[Extracted data entries]
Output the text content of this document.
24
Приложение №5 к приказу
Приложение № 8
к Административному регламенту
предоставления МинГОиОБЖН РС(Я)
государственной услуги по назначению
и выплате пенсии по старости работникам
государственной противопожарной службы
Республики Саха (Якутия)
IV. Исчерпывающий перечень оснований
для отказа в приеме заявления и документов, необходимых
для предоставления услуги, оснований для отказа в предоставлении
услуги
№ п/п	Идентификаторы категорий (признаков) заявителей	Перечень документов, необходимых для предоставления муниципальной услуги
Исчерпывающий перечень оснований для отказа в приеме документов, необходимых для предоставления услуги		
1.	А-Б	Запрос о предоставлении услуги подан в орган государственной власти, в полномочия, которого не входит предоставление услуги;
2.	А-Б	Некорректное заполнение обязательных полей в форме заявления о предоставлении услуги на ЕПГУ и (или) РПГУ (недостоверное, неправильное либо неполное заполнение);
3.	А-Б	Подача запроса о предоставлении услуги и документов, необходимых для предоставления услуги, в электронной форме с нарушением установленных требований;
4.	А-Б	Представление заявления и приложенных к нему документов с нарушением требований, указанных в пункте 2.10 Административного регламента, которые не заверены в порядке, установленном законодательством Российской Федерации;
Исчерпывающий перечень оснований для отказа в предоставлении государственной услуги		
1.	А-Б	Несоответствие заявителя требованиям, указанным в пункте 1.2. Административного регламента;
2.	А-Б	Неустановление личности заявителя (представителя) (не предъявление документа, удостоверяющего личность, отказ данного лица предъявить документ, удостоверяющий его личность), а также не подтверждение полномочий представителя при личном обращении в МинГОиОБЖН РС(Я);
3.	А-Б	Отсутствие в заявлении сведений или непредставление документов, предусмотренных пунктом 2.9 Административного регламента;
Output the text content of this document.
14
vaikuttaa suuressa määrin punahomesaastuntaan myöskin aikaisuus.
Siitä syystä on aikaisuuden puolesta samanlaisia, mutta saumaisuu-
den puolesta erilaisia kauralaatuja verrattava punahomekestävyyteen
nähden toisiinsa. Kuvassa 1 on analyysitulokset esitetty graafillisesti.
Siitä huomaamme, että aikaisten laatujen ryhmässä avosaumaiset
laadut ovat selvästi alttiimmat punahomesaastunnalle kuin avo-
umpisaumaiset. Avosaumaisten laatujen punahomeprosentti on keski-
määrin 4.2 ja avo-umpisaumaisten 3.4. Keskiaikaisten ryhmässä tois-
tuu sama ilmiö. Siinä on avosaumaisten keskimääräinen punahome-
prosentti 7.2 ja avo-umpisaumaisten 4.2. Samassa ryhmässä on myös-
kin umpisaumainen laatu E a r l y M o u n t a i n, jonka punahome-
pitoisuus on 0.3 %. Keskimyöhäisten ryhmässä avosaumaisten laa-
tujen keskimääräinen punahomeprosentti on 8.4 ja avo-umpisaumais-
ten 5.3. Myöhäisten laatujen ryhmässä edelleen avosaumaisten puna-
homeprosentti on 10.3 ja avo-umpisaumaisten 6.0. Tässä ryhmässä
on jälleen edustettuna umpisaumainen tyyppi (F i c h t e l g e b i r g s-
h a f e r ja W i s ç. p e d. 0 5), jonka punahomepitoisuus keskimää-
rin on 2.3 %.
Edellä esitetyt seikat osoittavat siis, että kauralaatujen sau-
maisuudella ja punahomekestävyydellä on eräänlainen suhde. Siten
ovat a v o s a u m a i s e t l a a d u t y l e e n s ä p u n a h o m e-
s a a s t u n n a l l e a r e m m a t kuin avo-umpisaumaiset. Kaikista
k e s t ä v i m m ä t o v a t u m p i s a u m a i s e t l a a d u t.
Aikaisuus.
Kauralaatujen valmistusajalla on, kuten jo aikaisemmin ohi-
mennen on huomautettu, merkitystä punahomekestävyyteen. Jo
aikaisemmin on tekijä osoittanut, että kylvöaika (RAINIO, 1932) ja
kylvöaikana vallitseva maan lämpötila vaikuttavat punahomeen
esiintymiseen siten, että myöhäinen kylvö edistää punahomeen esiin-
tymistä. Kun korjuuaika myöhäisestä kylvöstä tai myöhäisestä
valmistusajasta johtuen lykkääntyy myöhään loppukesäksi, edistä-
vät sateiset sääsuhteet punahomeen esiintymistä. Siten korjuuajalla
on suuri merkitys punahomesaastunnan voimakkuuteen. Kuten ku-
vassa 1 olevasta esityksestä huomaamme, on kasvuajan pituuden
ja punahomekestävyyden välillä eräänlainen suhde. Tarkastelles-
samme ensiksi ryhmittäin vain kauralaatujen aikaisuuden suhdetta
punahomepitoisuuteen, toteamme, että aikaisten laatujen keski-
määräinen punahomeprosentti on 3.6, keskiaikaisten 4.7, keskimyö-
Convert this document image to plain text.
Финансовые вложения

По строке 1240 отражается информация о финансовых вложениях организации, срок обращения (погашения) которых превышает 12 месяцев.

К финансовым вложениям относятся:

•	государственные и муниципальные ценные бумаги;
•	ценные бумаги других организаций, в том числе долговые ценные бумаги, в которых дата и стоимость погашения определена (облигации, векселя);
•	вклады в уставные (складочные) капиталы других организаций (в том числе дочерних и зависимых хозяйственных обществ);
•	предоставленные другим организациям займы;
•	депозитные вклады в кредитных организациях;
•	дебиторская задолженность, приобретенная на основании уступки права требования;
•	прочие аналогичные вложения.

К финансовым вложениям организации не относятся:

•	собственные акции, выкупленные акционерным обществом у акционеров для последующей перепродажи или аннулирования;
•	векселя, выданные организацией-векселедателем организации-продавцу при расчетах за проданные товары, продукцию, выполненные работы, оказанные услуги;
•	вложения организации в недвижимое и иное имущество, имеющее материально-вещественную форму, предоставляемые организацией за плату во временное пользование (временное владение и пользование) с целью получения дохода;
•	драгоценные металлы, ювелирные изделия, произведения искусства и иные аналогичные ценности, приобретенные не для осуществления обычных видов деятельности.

- WHAT THIS TASK INVOLVES -
Set down all of the data above, word for word.

- COMPLETE RESPONSE -
Output the text content of this document.
24
Приложение №5 к приказу
Приложение № 8
к Административному регламенту
предоставления МинГОиОБЖН РС(Я)
государственной услуги по назначению
и выплате пенсии по старости работникам
государственной противопожарной службы
Республики Саха (Якутия)
IV. Исчерпывающий перечень оснований
для отказа в приеме заявления и документов, необходимых
для предоставления услуги, оснований для отказа в предоставлении
услуги
№ п/п	Идентификаторы категорий (признаков) заявителей	Перечень документов, необходимых для предоставления муниципальной услуги
Исчерпывающий перечень оснований для отказа в приеме документов, необходимых для предоставления услуги		
1.	А-Б	Запрос о предоставлении услуги подан в орган государственной власти, в полномочия, которого не входит предоставление услуги;
2.	А-Б	Некорректное заполнение обязательных полей в форме заявления о предоставлении услуги на ЕПГУ и (или) РПГУ (недостоверное, неправильное либо неполное заполнение);
3.	А-Б	Подача запроса о предоставлении услуги и документов, необходимых для предоставления услуги, в электронной форме с нарушением установленных требований;
4.	А-Б	Представление заявления и приложенных к нему документов с нарушением требований, указанных в пункте 2.10 Административного регламента, которые не заверены в порядке, установленном законодательством Российской Федерации;
Исчерпывающий перечень оснований для отказа в предоставлении государственной услуги		
1.	А-Б	Несоответствие заявителя требованиям, указанным в пункте 1.2. Административного регламента;
2.	А-Б	Неустановление личности заявителя (представителя) (не предъявление документа, удостоверяющего личность, отказ данного лица предъявить документ, удостоверяющий его личность), а также не подтверждение полномочий представителя при личном обращении в МинГОиОБЖН РС(Я);
3.	А-Б	Отсутствие в заявлении сведений или непредставление документов, предусмотренных пунктом 2.9 Административного регламента;
Output the text content of this document.
14
vaikuttaa suuressa määrin punahomesaastuntaan myöskin aikaisuus.
Siitä syystä on aikaisuuden puolesta samanlaisia, mutta saumaisuu-
den puolesta erilaisia kauralaatuja verrattava punahomekestävyyteen
nähden toisiinsa. Kuvassa 1 on analyysitulokset esitetty graafillisesti.
Siitä huomaamme, että aikaisten laatujen ryhmässä avosaumaiset
laadut ovat selvästi alttiimmat punahomesaastunnalle kuin avo-
umpisaumaiset. Avosaumaisten laatujen punahomeprosentti on keski-
määrin 4.2 ja avo-umpisaumaisten 3.4. Keskiaikaisten ryhmässä tois-
tuu sama ilmiö. Siinä on avosaumaisten keskimääräinen punahome-
prosentti 7.2 ja avo-umpisaumaisten 4.2. Samassa ryhmässä on myös-
kin umpisaumainen laatu E a r l y M o u n t a i n, jonka punahome-
pitoisuus on 0.3 %. Keskimyöhäisten ryhmässä avosaumaisten laa-
tujen keskimääräinen punahomeprosentti on 8.4 ja avo-umpisaumais-
ten 5.3. Myöhäisten laatujen ryhmässä edelleen avosaumaisten puna-
homeprosentti on 10.3 ja avo-umpisaumaisten 6.0. Tässä ryhmässä
on jälleen edustettuna umpisaumainen tyyppi (F i c h t e l g e b i r g s-
h a f e r ja W i s ç. p e d. 0 5), jonka punahomepitoisuus keskimää-
rin on 2.3 %.
Edellä esitetyt seikat osoittavat siis, että kauralaatujen sau-
maisuudella ja punahomekestävyydellä on eräänlainen suhde. Siten
ovat a v o s a u m a i s e t l a a d u t y l e e n s ä p u n a h o m e-
s a a s t u n n a l l e a r e m m a t kuin avo-umpisaumaiset. Kaikista
k e s t ä v i m m ä t o v a t u m p i s a u m a i s e t l a a d u t.
Aikaisuus.
Kauralaatujen valmistusajalla on, kuten jo aikaisemmin ohi-
mennen on huomautettu, merkitystä punahomekestävyyteen. Jo
aikaisemmin on tekijä osoittanut, että kylvöaika (RAINIO, 1932) ja
kylvöaikana vallitseva maan lämpötila vaikuttavat punahomeen
esiintymiseen siten, että myöhäinen kylvö edistää punahomeen esiin-
tymistä. Kun korjuuaika myöhäisestä kylvöstä tai myöhäisestä
valmistusajasta johtuen lykkääntyy myöhään loppukesäksi, edistä-
vät sateiset sääsuhteet punahomeen esiintymistä. Siten korjuuajalla
on suuri merkitys punahomesaastunnan voimakkuuteen. Kuten ku-
vassa 1 olevasta esityksestä huomaamme, on kasvuajan pituuden
ja punahomekestävyyden välillä eräänlainen suhde. Tarkastelles-
samme ensiksi ryhmittäin vain kauralaatujen aikaisuuden suhdetta
punahomepitoisuuteen, toteamme, että aikaisten laatujen keski-
määräinen punahomeprosentti on 3.6, keskiaikaisten 4.7, keskimyö-
Convert this document image to plain text.
Финансовые вложения

По строке 1240 отражается информация о финансовых вложениях организации, срок обращения (погашения) которых превышает 12 месяцев.

К финансовым вложениям относятся:

•	государственные и муниципальные ценные бумаги;
•	ценные бумаги других организаций, в том числе долговые ценные бумаги, в которых дата и стоимость погашения определена (облигации, векселя);
•	вклады в уставные (складочные) капиталы других организаций (в том числе дочерних и зависимых хозяйственных обществ);
•	предоставленные другим организациям займы;
•	депозитные вклады в кредитных организациях;
•	дебиторская задолженность, приобретенная на основании уступки права требования;
•	прочие аналогичные вложения.

К финансовым вложениям организации не относятся:

•	собственные акции, выкупленные акционерным обществом у акционеров для последующей перепродажи или аннулирования;
•	векселя, выданные организацией-векселедателем организации-продавцу при расчетах за проданные товары, продукцию, выполненные работы, оказанные услуги;
•	вложения организации в недвижимое и иное имущество, имеющее материально-вещественную форму, предоставляемые организацией за плату во временное пользование (временное владение и пользование) с целью получения дохода;
•	драгоценные металлы, ювелирные изделия, произведения искусства и иные аналогичные ценности, приобретенные не для осуществления обычных видов деятельности.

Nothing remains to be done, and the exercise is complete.